### Instructions for the task:
Extend the passage about having trouble disconnecting from work, beginning right after its final sentence.

### Extracted text:

## BEGIN

Nearly every client I work with has a hard time disconnecting from work.

Their minds are constantly re-hashing conversations, reconsidering strategies, worrying about what’s in their email.

The build-up of anxieties drives them to obsessively check their emails to see whether they have missed anything or gotten any feedback on their most recent projects.

Every time they check their emails, they are either “rewarded” with radio silence–Wahoo! I can relax for a minute!–or they receive more evidence that they cannot, ever, disconnect–Good thing I checked my email and can respond to this emergency right away!

Over time, this pattern disconnects us from our friends, family, and loved ones and creates an obsessive compulsive relationship with our phones and our jobs.

My clients want to be able to disconnect. They want to be present with their loved ones.

They want to enjoy a nice meal with their spouse and talk about something other than work.

They want to silence the chaos in their minds and focus only on what is happening in that moment.

They want to be able to put down their phones and make time to relax every day.

They know that if they don’t stop this pattern, every relationship outside of work is going to suffer and their mental well-being will erode.

But they BELIEVE they can’t stop. They BELIEVE disconnecting isn’t an option.

Sound familiar? Work with me and learn the foundational steps to protect your well-being and learn how to disconnect.

## END

### Supplied data:
## BEGIN

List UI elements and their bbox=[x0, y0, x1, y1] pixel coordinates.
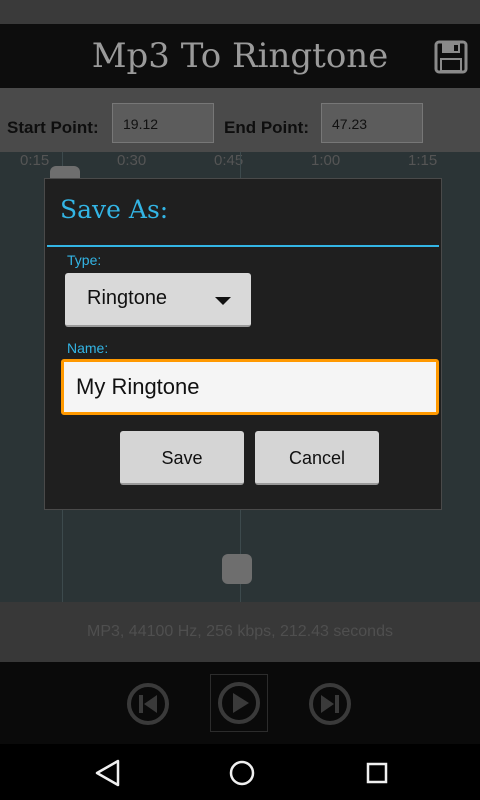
save-as-dialog: Save As: Type: Ringtone Name: Save Cance… bbox=[44, 178, 442, 510]
system-nav-bar bbox=[0, 744, 480, 800]
app-title: Mp3 To Ringtone bbox=[91, 36, 389, 76]
skip-next-icon[interactable] bbox=[308, 682, 352, 726]
type-dropdown-value: Ringtone bbox=[87, 287, 168, 309]
floppy-disk-icon[interactable] bbox=[434, 40, 468, 74]
timeline-tick: 1:15 bbox=[408, 152, 438, 169]
end-point-label: End Point: bbox=[224, 118, 309, 137]
app-title-bar: Mp3 To Ringtone bbox=[0, 24, 480, 88]
name-input[interactable] bbox=[61, 359, 439, 415]
timeline-tick: 0:30 bbox=[117, 152, 147, 169]
start-point-field[interactable]: 19.12 bbox=[112, 103, 214, 143]
recents-square-icon[interactable] bbox=[360, 756, 394, 790]
play-icon bbox=[218, 682, 260, 724]
dialog-divider bbox=[47, 245, 439, 247]
dialog-title: Save As: bbox=[60, 195, 169, 224]
cancel-button[interactable]: Cancel bbox=[255, 431, 379, 485]
end-point-field[interactable]: 47.23 bbox=[321, 103, 423, 143]
end-marker-handle[interactable] bbox=[222, 554, 252, 584]
back-triangle-icon[interactable] bbox=[91, 756, 125, 790]
name-label: Name: bbox=[67, 340, 109, 356]
type-dropdown[interactable]: Ringtone bbox=[65, 273, 251, 327]
type-label: Type: bbox=[67, 252, 102, 268]
save-button[interactable]: Save bbox=[120, 431, 244, 485]
timeline-tick: 0:45 bbox=[214, 152, 244, 169]
skip-previous-icon[interactable] bbox=[126, 682, 170, 726]
dropdown-arrow-icon bbox=[215, 297, 231, 305]
file-info-bar: MP3, 44100 Hz, 256 kbps, 212.43 seconds bbox=[0, 602, 480, 662]
timeline-tick: 0:15 bbox=[20, 152, 50, 169]
status-bar bbox=[0, 0, 480, 24]
playback-controls bbox=[0, 662, 480, 744]
start-point-label: Start Point: bbox=[7, 118, 99, 137]
points-bar: Start Point: 19.12 End Point: 47.23 bbox=[0, 88, 480, 154]
file-info-text: MP3, 44100 Hz, 256 kbps, 212.43 seconds bbox=[87, 623, 393, 640]
timeline-tick: 1:00 bbox=[311, 152, 341, 169]
play-button[interactable] bbox=[210, 674, 268, 732]
home-circle-icon[interactable] bbox=[225, 756, 259, 790]
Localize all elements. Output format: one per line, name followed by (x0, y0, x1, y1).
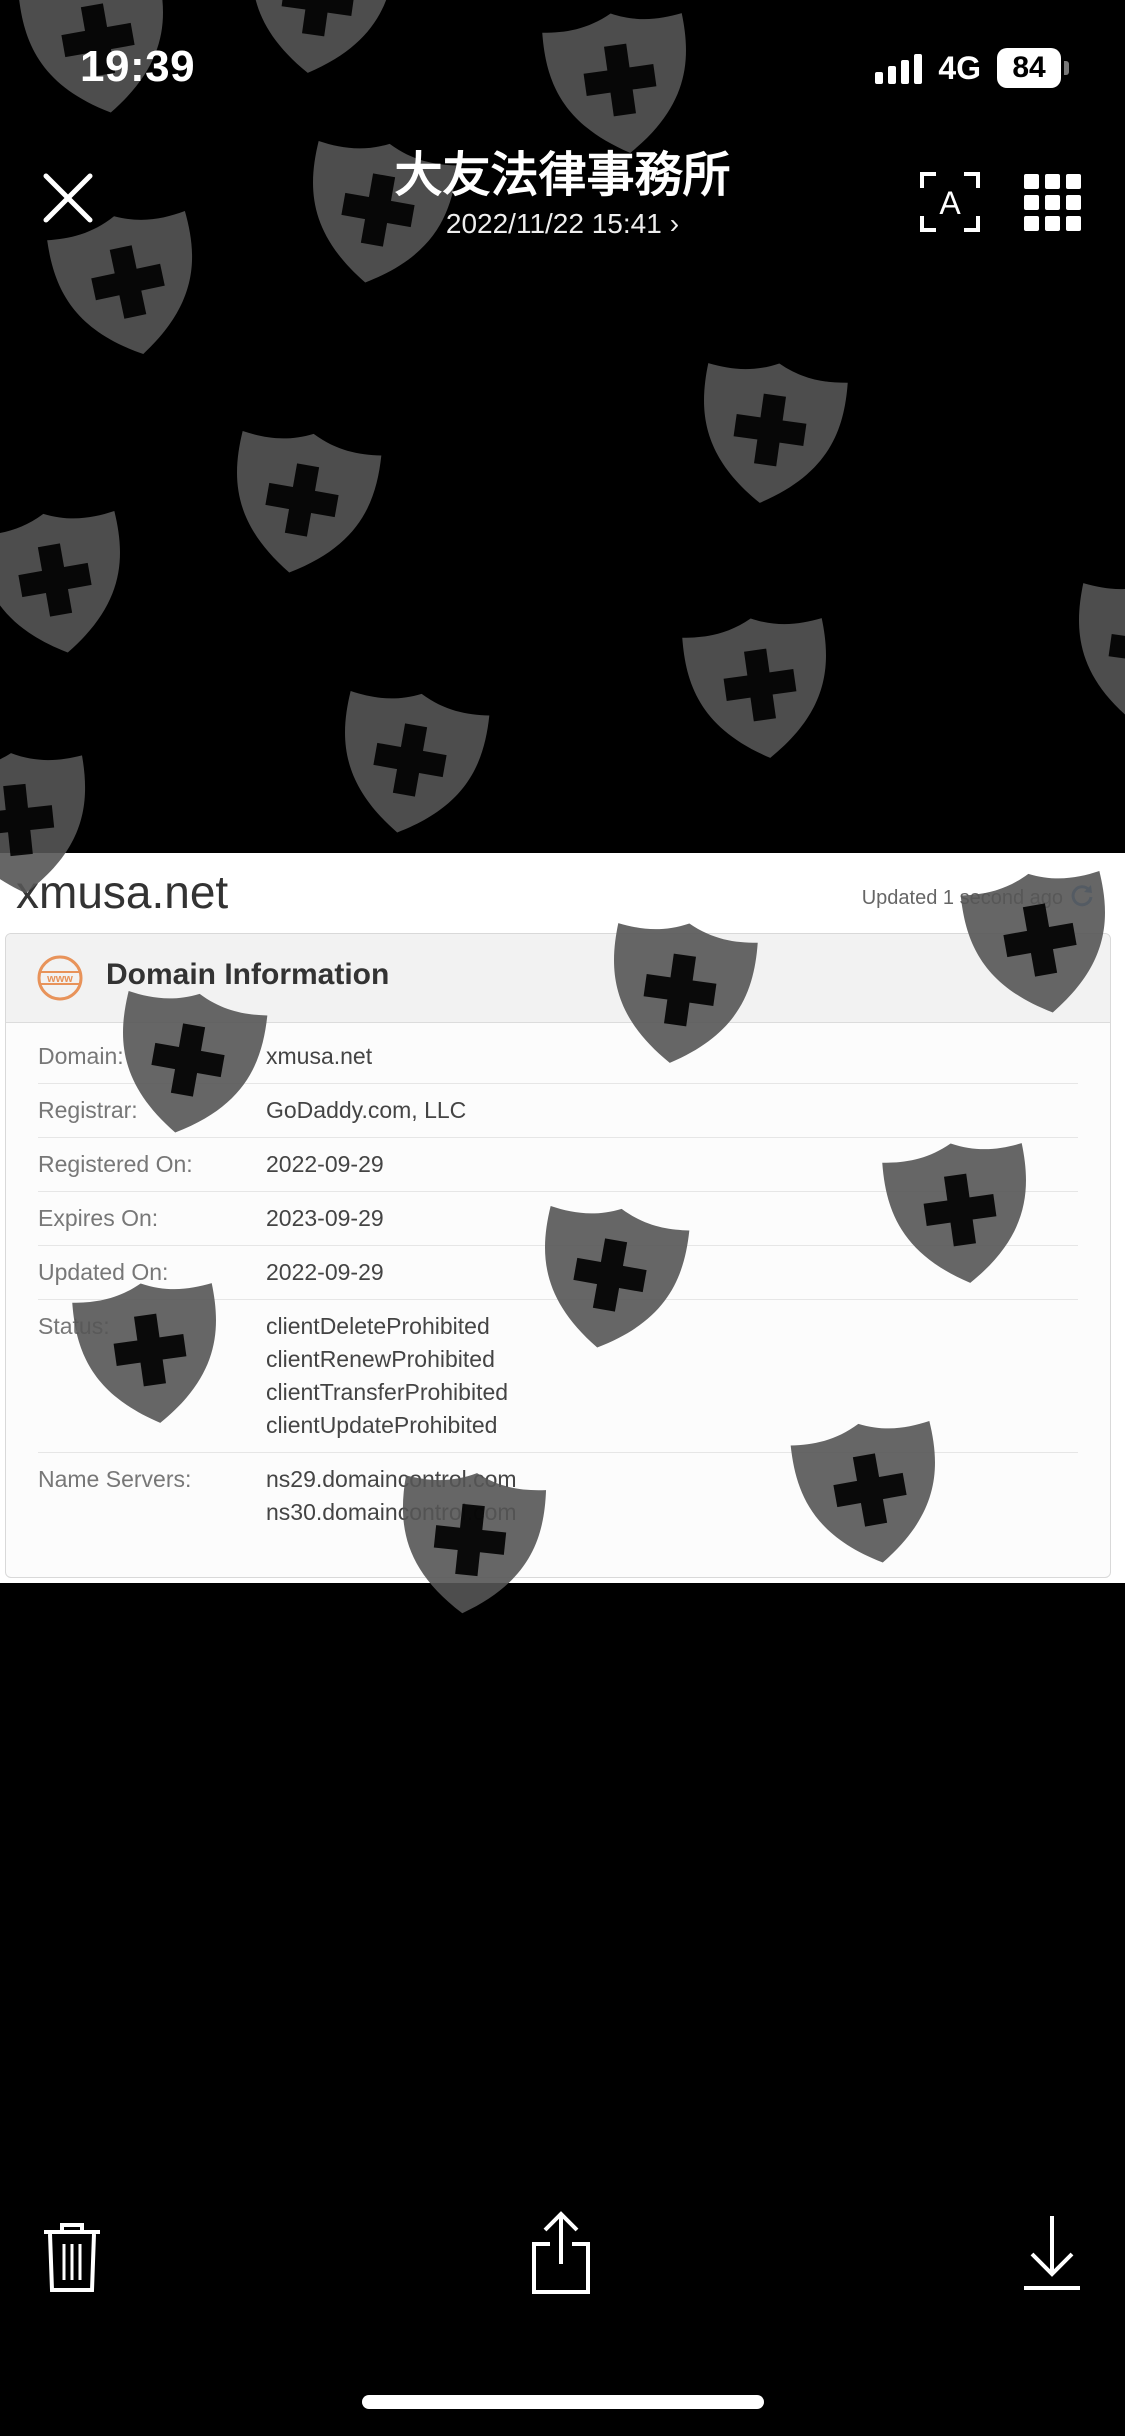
info-label: Registered On: (38, 1151, 193, 1177)
status-time: 19:39 (80, 42, 196, 91)
screenshot-document: xmusa.net Updated 1 second ago www Domai… (0, 853, 1125, 1583)
info-row: Updated On: 2022-09-29 (38, 1246, 1078, 1300)
delete-button[interactable] (40, 2220, 104, 2294)
network-type: 4G (938, 49, 981, 86)
live-text-button[interactable]: A (918, 170, 982, 234)
info-row: Domain: xmusa.net (38, 1030, 1078, 1084)
status-bar: 19:39 4G 84 (0, 0, 1125, 140)
domain-heading: xmusa.net (16, 866, 229, 918)
info-value-line: GoDaddy.com, LLC (266, 1097, 467, 1123)
info-label: Name Servers: (38, 1466, 192, 1492)
info-row: Registered On: 2022-09-29 (38, 1138, 1078, 1192)
info-value: clientDeleteProhibited clientRenewProhibi… (266, 1310, 508, 1442)
download-icon (1024, 2216, 1080, 2290)
share-icon (532, 2211, 590, 2294)
home-indicator[interactable] (362, 2395, 764, 2409)
shield-cross-icon (0, 511, 120, 653)
info-label: Domain: (38, 1043, 124, 1069)
svg-text:www: www (46, 973, 73, 985)
info-value-line: clientTransferProhibited (266, 1379, 509, 1405)
info-value-line: ns30.domaincontrol.com (266, 1499, 517, 1525)
refresh-icon (1071, 885, 1093, 907)
bottom-toolbar (0, 2210, 1125, 2320)
panel-header: www Domain Information (6, 934, 1110, 1023)
grid-view-button[interactable] (1024, 174, 1082, 232)
document-header: xmusa.net Updated 1 second ago (0, 853, 1125, 935)
info-value-line: clientRenewProhibited (266, 1346, 495, 1372)
status-indicators: 4G 84 (875, 48, 1069, 88)
info-value-line: ns29.domaincontrol.com (266, 1466, 517, 1492)
info-rows: Domain: xmusa.net Registrar: GoDaddy.com, L… (38, 1030, 1078, 1539)
updated-status: Updated 1 second ago (861, 887, 1063, 909)
www-icon: www (37, 955, 83, 1001)
info-value-line: clientUpdateProhibited (266, 1412, 498, 1438)
info-label: Status: (38, 1313, 110, 1339)
battery-level: 84 (997, 48, 1061, 88)
shield-cross-icon (682, 618, 826, 758)
info-value-line: clientDeleteProhibited (266, 1313, 490, 1339)
info-value: GoDaddy.com, LLC (266, 1094, 466, 1127)
grid-icon (1024, 174, 1081, 231)
info-value-line: 2023-09-29 (266, 1205, 384, 1231)
info-value-line: 2022-09-29 (266, 1151, 384, 1177)
svg-text:A: A (939, 185, 961, 221)
info-row: Name Servers: ns29.domaincontrol.com ns30.… (38, 1453, 1078, 1539)
info-value: 2022-09-29 (266, 1148, 384, 1181)
domain-info-panel: www Domain Information Domain: xmusa.net R… (5, 933, 1111, 1578)
share-button[interactable] (528, 2210, 594, 2296)
info-label: Expires On: (38, 1205, 159, 1231)
info-value: xmusa.net (266, 1040, 372, 1073)
info-row: Registrar: GoDaddy.com, LLC (38, 1084, 1078, 1138)
shield-cross-icon (704, 363, 848, 503)
info-label: Registrar: (38, 1097, 138, 1123)
info-value: 2023-09-29 (266, 1202, 384, 1235)
panel-title: Domain Information (106, 958, 390, 991)
info-row: Status: clientDeleteProhibited clientRenew… (38, 1300, 1078, 1453)
info-value: ns29.domaincontrol.com ns30.domaincontrol… (266, 1463, 517, 1529)
battery-icon: 84 (997, 48, 1069, 88)
info-value-line: 2022-09-29 (266, 1259, 384, 1285)
info-value: 2022-09-29 (266, 1256, 384, 1289)
photo-viewer-header: 大友法律事務所 2022/11/22 15:41 › A (0, 140, 1125, 270)
shield-cross-icon (237, 431, 382, 573)
download-button[interactable] (1020, 2210, 1084, 2296)
info-label: Updated On: (38, 1259, 169, 1285)
info-row: Expires On: 2023-09-29 (38, 1192, 1078, 1246)
info-value-line: xmusa.net (266, 1043, 373, 1069)
trash-icon (44, 2223, 100, 2292)
live-text-icon: A (920, 172, 980, 232)
signal-icon (875, 52, 923, 84)
shield-cross-icon (1079, 583, 1125, 723)
shield-cross-icon (345, 691, 490, 833)
chevron-right-icon: › (669, 208, 680, 239)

## END

### Answer for this exercise:
In order to fully commit to our profession, it means also making a commitment to show up as our best selves. It means investing in rest and life outside of work so that we can be fully engaged when we are working. To do otherwise is to cut our careers off at its knees because what we create is not sustainable.

Obsessive commitment to anything is not sustainable.

Recognize where your life is out of balance and endeavor to find pockets of rest and disconnection. Allow your brain to freak out every time you step away but honor yourself and your long-term wellbeing by making disconnection a priority. It WILL get easier with practice.

Your future self will thank you.

When we don’t practice disconnection and rest, we instead practice NOT disconnecting and NOT slowing down. We strengthen those muscles which ultimately makes any kind of balance even more difficult.

Today, I encourage you to find a pocket of space to reconnect with yourself.

You are not the job.

You are so much more than that.

Spend some time with your real self today. She might have some things to say to you.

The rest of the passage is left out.